(REQUIRED WORK): Transcribe the records below in full; pictures stay out of the copy.

(RECORDS SHOWN):

↓↓↓

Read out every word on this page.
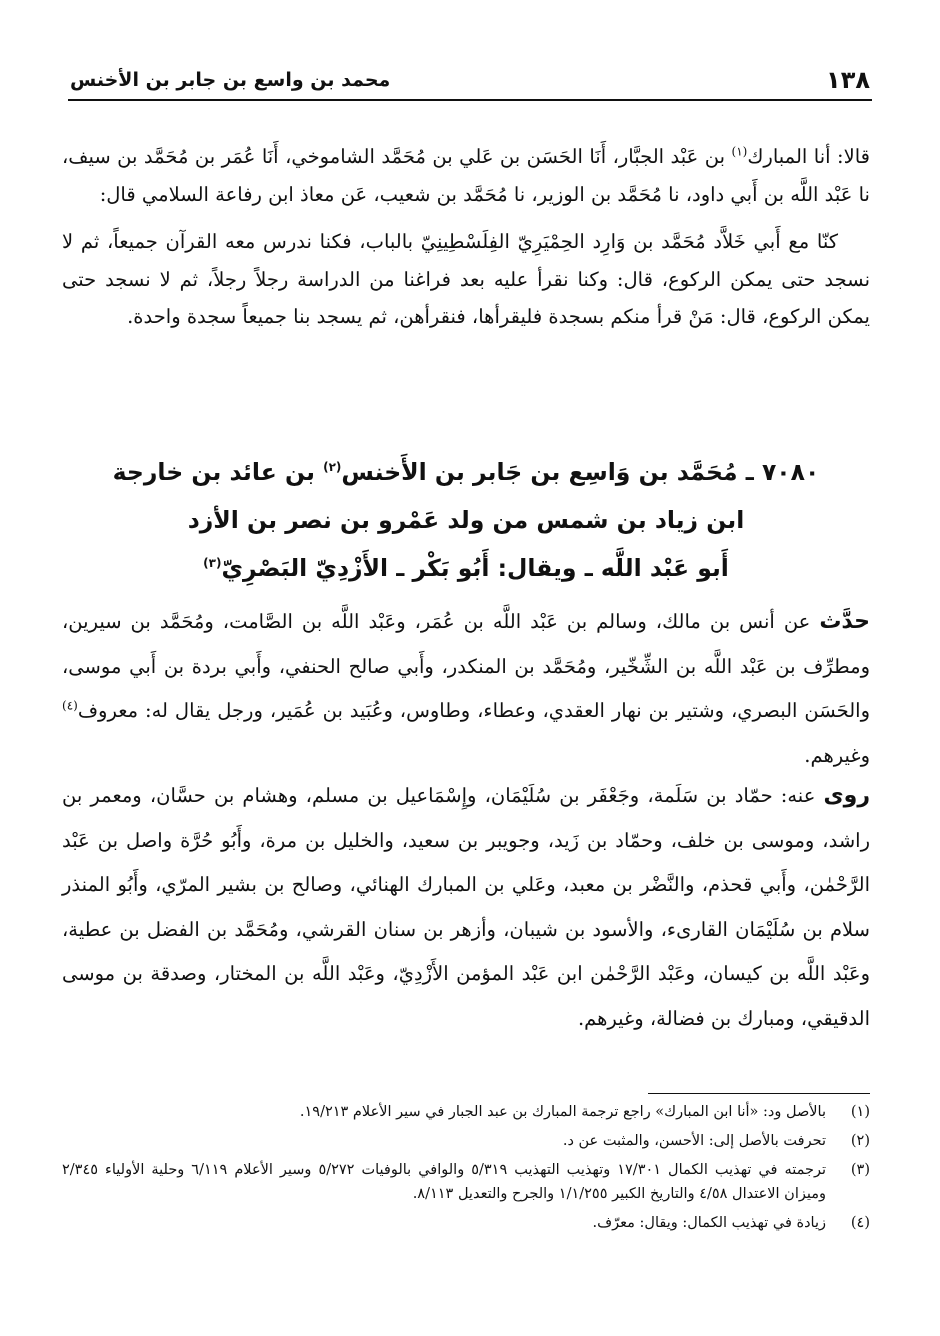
١٣٨
محمد بن واسع بن جابر بن الأخنس

قالا: أنا المبارك$^{(١)}$ بن عَبْد الجبَّار، أَنَا الحَسَن بن عَلي بن مُحَمَّد الشاموخي، أَنَا عُمَر بن مُحَمَّد بن سيف، نا عَبْد اللَّه بن أَبي داود، نا مُحَمَّد بن الوزير، نا مُحَمَّد بن شعيب، عَن معاذ ابن رفاعة السلامي قال:

كنّا مع أَبي خَلاَّد مُحَمَّد بن وَارِد الحِمْيَرِيّ الفِلَسْطِينِيّ بالباب، فكنا ندرس معه القرآن جميعاً، ثم لا نسجد حتى يمكن الركوع، قال: وكنا نقرأ عليه بعد فراغنا من الدراسة رجلاً رجلاً، ثم لا نسجد حتى يمكن الركوع، قال: مَنْ قرأ منكم بسجدة فليقرأها، فنقرأهن، ثم يسجد بنا جميعاً سجدة واحدة.

٧٠٨٠ ـ مُحَمَّد بن وَاسِع بن جَابر بن الأَخنس$^{(٢)}$ بن عائد بن خارجة
ابن زياد بن شمس من ولد عَمْرو بن نصر بن الأزد
أَبو عَبْد اللَّه ـ ويقال: أَبُو بَكْر ـ الأَزْدِيّ البَصْرِيّ$^{(٣)}$

حدَّث عن أنس بن مالك، وسالم بن عَبْد اللَّه بن عُمَر، وعَبْد اللَّه بن الصَّامت، ومُحَمَّد بن سيرين، ومطرِّف بن عَبْد اللَّه بن الشِّخّير، ومُحَمَّد بن المنكدر، وأَبي صالح الحنفي، وأَبي بردة بن أَبي موسى، والحَسَن البصري، وشتير بن نهار العقدي، وعطاء، وطاوس، وعُبَيد بن عُمَير، ورجل يقال له: معروف$^{(٤)}$ وغيرهم.

روى عنه: حمّاد بن سَلَمة، وجَعْفَر بن سُلَيْمَان، وإِسْمَاعيل بن مسلم، وهشام بن حسَّان، ومعمر بن راشد، وموسى بن خلف، وحمّاد بن زَيد، وجويبر بن سعيد، والخليل بن مرة، وأَبُو حُرَّة واصل بن عَبْد الرَّحْمٰن، وأَبي قحذم، والنَّضْر بن معبد، وعَلي بن المبارك الهنائي، وصالح بن بشير المرّي، وأَبُو المنذر سلام بن سُلَيْمَان القارىء، والأسود بن شيبان، وأزهر بن سنان القرشي، ومُحَمَّد بن الفضل بن عطية، وعَبْد اللَّه بن كيسان، وعَبْد الرَّحْمٰن ابن عَبْد المؤمن الأَزْدِيّ، وعَبْد اللَّه بن المختار، وصدقة بن موسى الدقيقي، ومبارك بن فضالة، وغيرهم.

(١)
بالأصل ود: «أنا ابن المبارك» راجع ترجمة المبارك بن عبد الجبار في سير الأعلام ١٩/٢١٣.
(٢)
تحرفت بالأصل إلى: الأحسن، والمثبت عن د.
(٣)
ترجمته في تهذيب الكمال ١٧/٣٠١ وتهذيب التهذيب ٥/٣١٩ والوافي بالوفيات ٥/٢٧٢ وسير الأعلام ٦/١١٩ وحلية الأولياء ٢/٣٤٥ وميزان الاعتدال ٤/٥٨ والتاريخ الكبير ١/١/٢٥٥ والجرح والتعديل ٨/١١٣.
(٤)
زيادة في تهذيب الكمال: ويقال: معرّف.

↑↑↑

(EXERCISE SOLUTION):
Read out every word on this page.
١٣٨
محمد بن واسع بن جابر بن الأخنس

قالا: أنا المبارك$^{(١)}$ بن عَبْد الجبَّار، أَنَا الحَسَن بن عَلي بن مُحَمَّد الشاموخي، أَنَا عُمَر بن مُحَمَّد بن سيف، نا عَبْد اللَّه بن أَبي داود، نا مُحَمَّد بن الوزير، نا مُحَمَّد بن شعيب، عَن معاذ ابن رفاعة السلامي قال:

كنّا مع أَبي خَلاَّد مُحَمَّد بن وَارِد الحِمْيَرِيّ الفِلَسْطِينِيّ بالباب، فكنا ندرس معه القرآن جميعاً، ثم لا نسجد حتى يمكن الركوع، قال: وكنا نقرأ عليه بعد فراغنا من الدراسة رجلاً رجلاً، ثم لا نسجد حتى يمكن الركوع، قال: مَنْ قرأ منكم بسجدة فليقرأها، فنقرأهن، ثم يسجد بنا جميعاً سجدة واحدة.

٧٠٨٠ ـ مُحَمَّد بن وَاسِع بن جَابر بن الأَخنس$^{(٢)}$ بن عائد بن خارجة
ابن زياد بن شمس من ولد عَمْرو بن نصر بن الأزد
أَبو عَبْد اللَّه ـ ويقال: أَبُو بَكْر ـ الأَزْدِيّ البَصْرِيّ$^{(٣)}$

حدَّث عن أنس بن مالك، وسالم بن عَبْد اللَّه بن عُمَر، وعَبْد اللَّه بن الصَّامت، ومُحَمَّد بن سيرين، ومطرِّف بن عَبْد اللَّه بن الشِّخّير، ومُحَمَّد بن المنكدر، وأَبي صالح الحنفي، وأَبي بردة بن أَبي موسى، والحَسَن البصري، وشتير بن نهار العقدي، وعطاء، وطاوس، وعُبَيد بن عُمَير، ورجل يقال له: معروف$^{(٤)}$ وغيرهم.

روى عنه: حمّاد بن سَلَمة، وجَعْفَر بن سُلَيْمَان، وإِسْمَاعيل بن مسلم، وهشام بن حسَّان، ومعمر بن راشد، وموسى بن خلف، وحمّاد بن زَيد، وجويبر بن سعيد، والخليل بن مرة، وأَبُو حُرَّة واصل بن عَبْد الرَّحْمٰن، وأَبي قحذم، والنَّضْر بن معبد، وعَلي بن المبارك الهنائي، وصالح بن بشير المرّي، وأَبُو المنذر سلام بن سُلَيْمَان القارىء، والأسود بن شيبان، وأزهر بن سنان القرشي، ومُحَمَّد بن الفضل بن عطية، وعَبْد اللَّه بن كيسان، وعَبْد الرَّحْمٰن ابن عَبْد المؤمن الأَزْدِيّ، وعَبْد اللَّه بن المختار، وصدقة بن موسى الدقيقي، ومبارك بن فضالة، وغيرهم.

(١)
بالأصل ود: «أنا ابن المبارك» راجع ترجمة المبارك بن عبد الجبار في سير الأعلام ١٩/٢١٣.
(٢)
تحرفت بالأصل إلى: الأحسن، والمثبت عن د.
(٣)
ترجمته في تهذيب الكمال ١٧/٣٠١ وتهذيب التهذيب ٥/٣١٩ والوافي بالوفيات ٥/٢٧٢ وسير الأعلام ٦/١١٩ وحلية الأولياء ٢/٣٤٥ وميزان الاعتدال ٤/٥٨ والتاريخ الكبير ١/١/٢٥٥ والجرح والتعديل ٨/١١٣.
(٤)
زيادة في تهذيب الكمال: ويقال: معرّف.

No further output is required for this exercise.